● Exercise aim
Show all lines of the listing that hold the word "тегло".
##### Recorded data #####
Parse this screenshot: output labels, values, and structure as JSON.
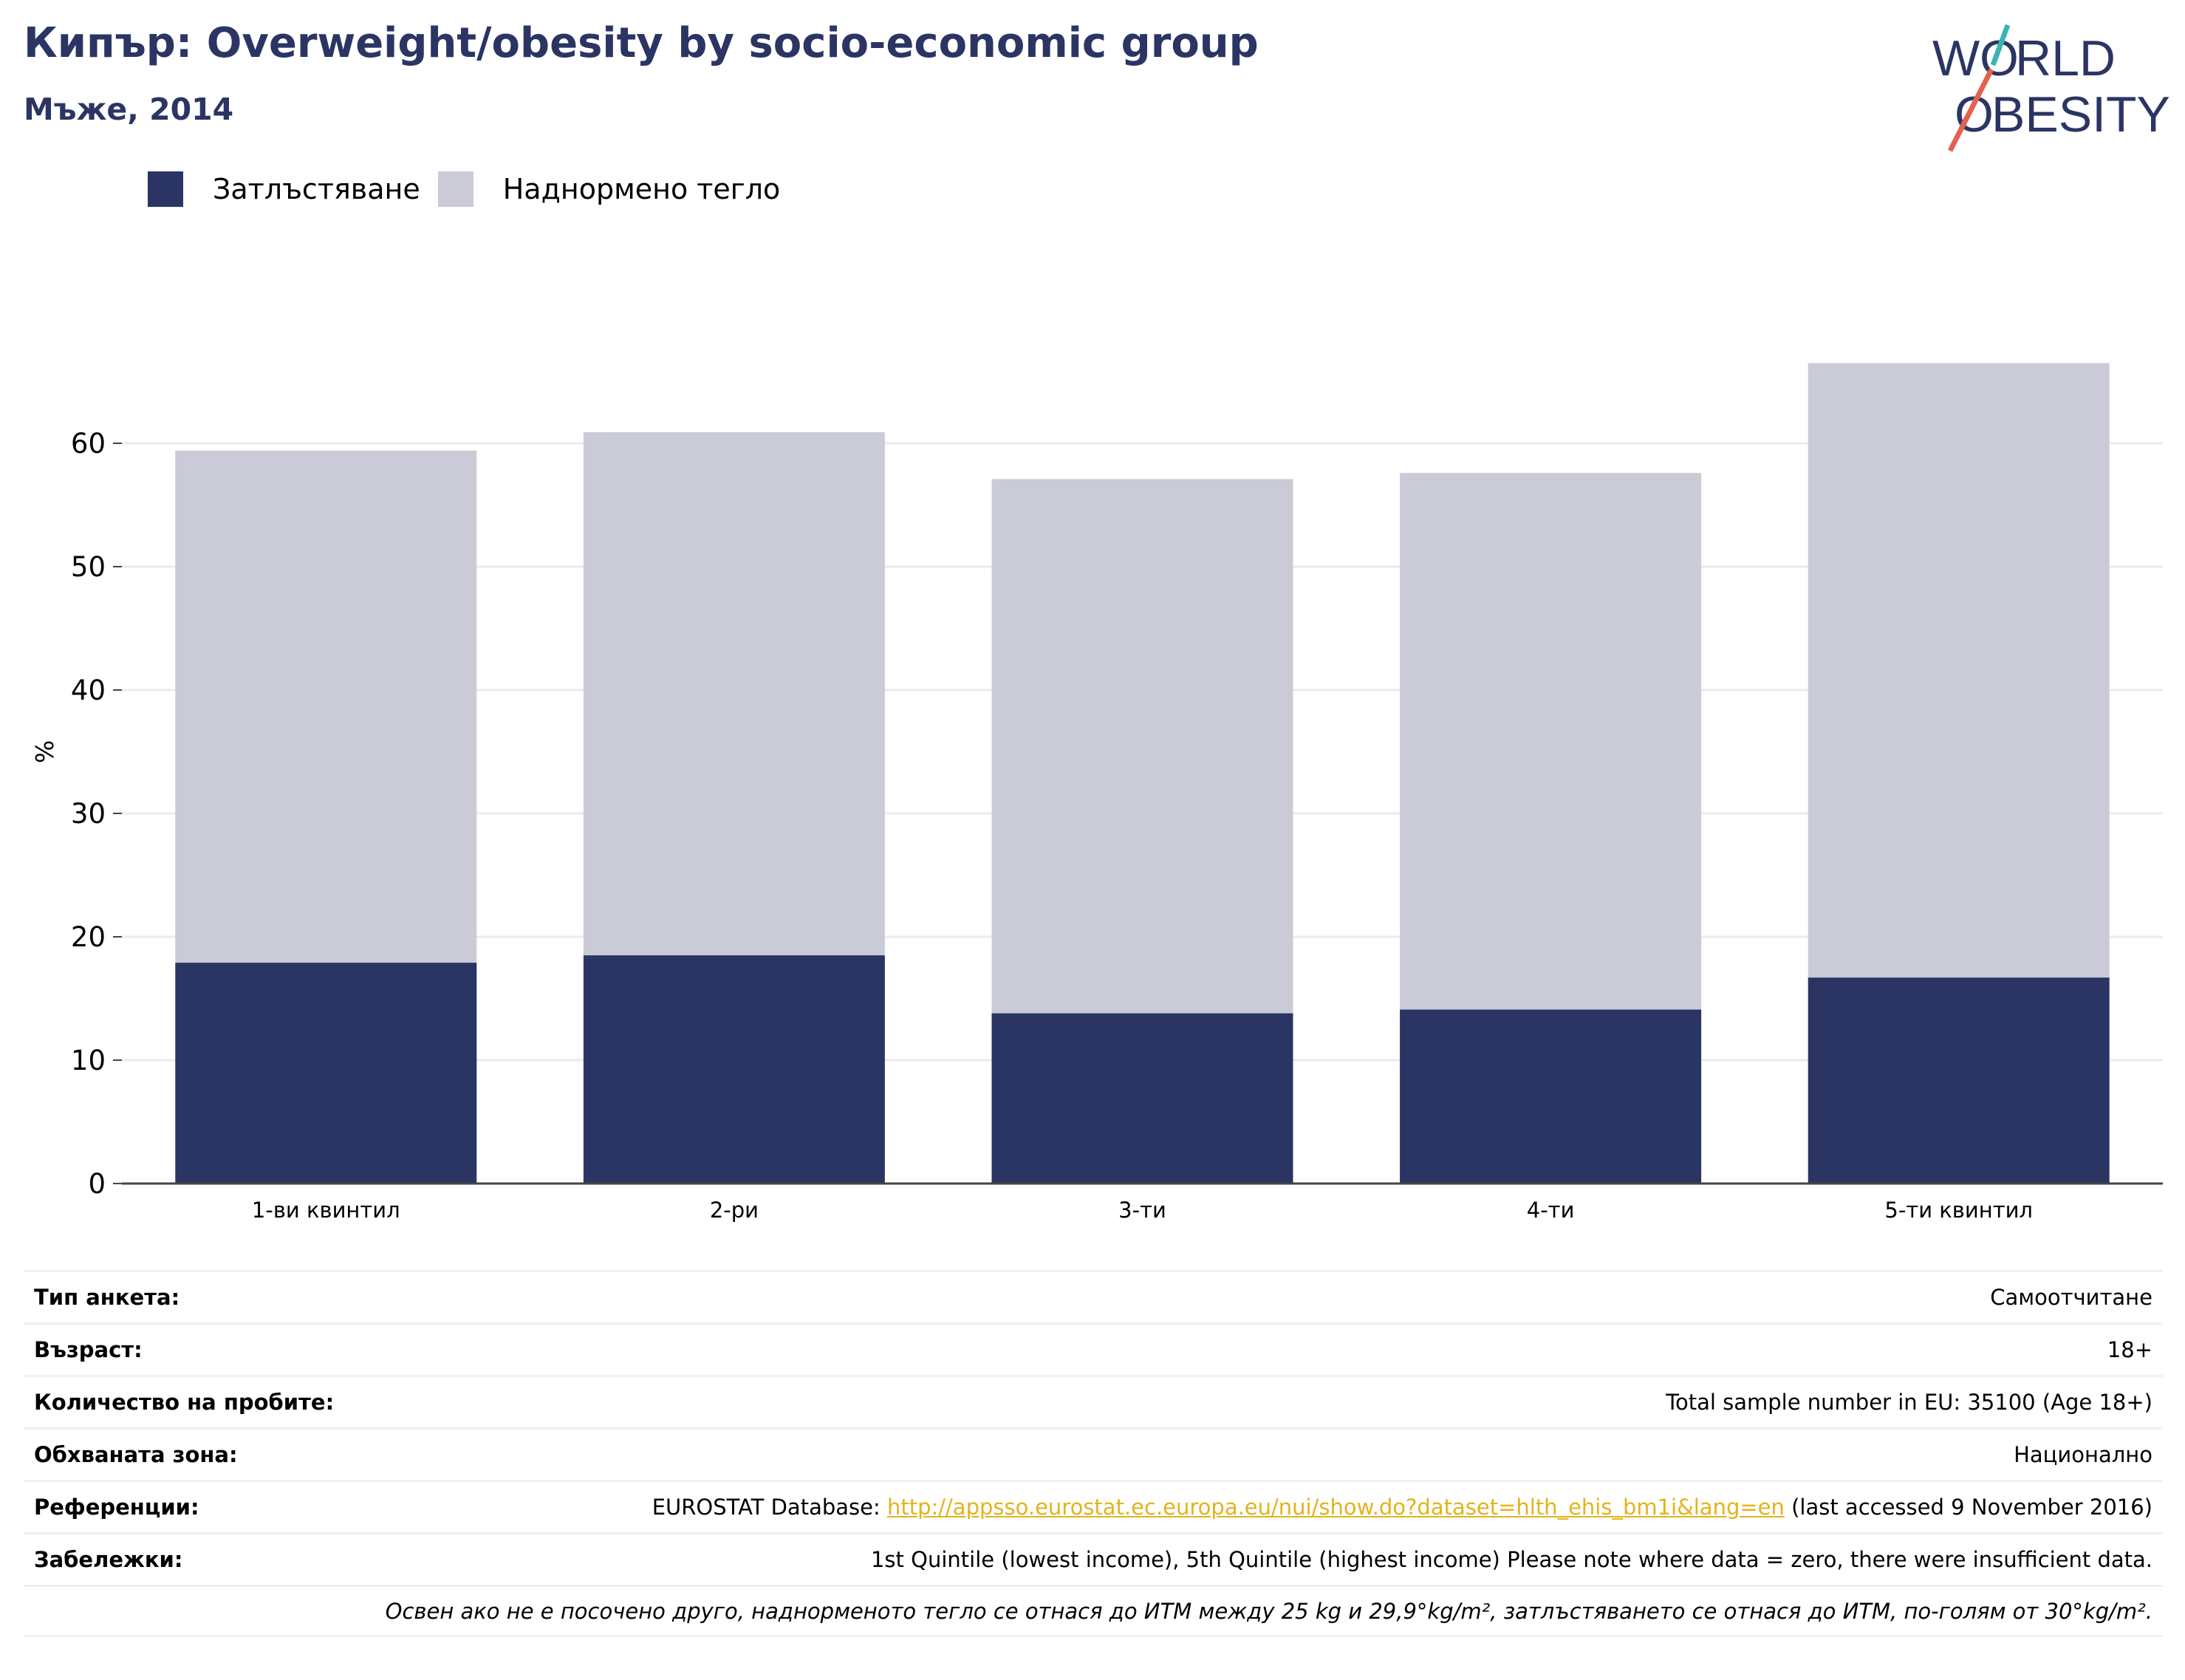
{
  "header": {
    "title": "Кипър: Overweight/obesity by socio-economic group",
    "subtitle": "Мъже, 2014"
  },
  "logo": {
    "line1": "WORLD",
    "line2": "OBESITY"
  },
  "colors": {
    "obesity": "#2b3564",
    "overweight": "#cacbd7",
    "accent_teal": "#3ab3b3",
    "accent_red": "#e2624f",
    "link": "#e3b31b"
  },
  "chart_data": {
    "type": "bar",
    "stacked": true,
    "categories": [
      "1-ви квинтил",
      "2-ри",
      "3-ти",
      "4-ти",
      "5-ти квинтил"
    ],
    "series": [
      {
        "name": "Затлъстяване",
        "values": [
          17.9,
          18.5,
          13.8,
          14.1,
          16.7
        ]
      },
      {
        "name": "Наднормено тегло",
        "values": [
          41.5,
          42.4,
          43.3,
          43.5,
          49.8
        ]
      }
    ],
    "totals": [
      59.4,
      60.9,
      57.1,
      57.6,
      66.5
    ],
    "ylabel": "%",
    "yticks": [
      0,
      10,
      20,
      30,
      40,
      50,
      60
    ],
    "ylim": [
      0,
      70
    ],
    "grid": true,
    "legend": "top-left"
  },
  "meta": {
    "rows": [
      {
        "label": "Тип анкета:",
        "value": "Самоотчитане"
      },
      {
        "label": "Възраст:",
        "value": "18+"
      },
      {
        "label": "Количество на пробите:",
        "value": "Total sample number in EU: 35100 (Age 18+)"
      },
      {
        "label": "Обхваната зона:",
        "value": "Национално"
      }
    ],
    "references": {
      "label": "Референции:",
      "prefix": "EUROSTAT Database: ",
      "link": "http://appsso.eurostat.ec.europa.eu/nui/show.do?dataset=hlth_ehis_bm1i&lang=en",
      "suffix": " (last accessed 9 November 2016)"
    },
    "notes": {
      "label": "Забележки:",
      "value": "1st Quintile (lowest income), 5th Quintile (highest income) Please note where data = zero, there were insufficient data."
    },
    "footnote": "Освен ако не е посочено друго, наднорменото тегло се отнася до ИТМ между 25 kg и 29,9°kg/m², затлъстяването се отнася до ИТМ, по-голям от 30°kg/m²."
  }
}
#####
● The result
        "name": "Наднормено тегло",
    "footnote": "Освен ако не е посочено друго, наднорменото тегло се отнася до ИТМ между 25 kg и 29,9°kg/m², затлъстяването се отнася до ИТМ, по-голям от 30°kg/m²."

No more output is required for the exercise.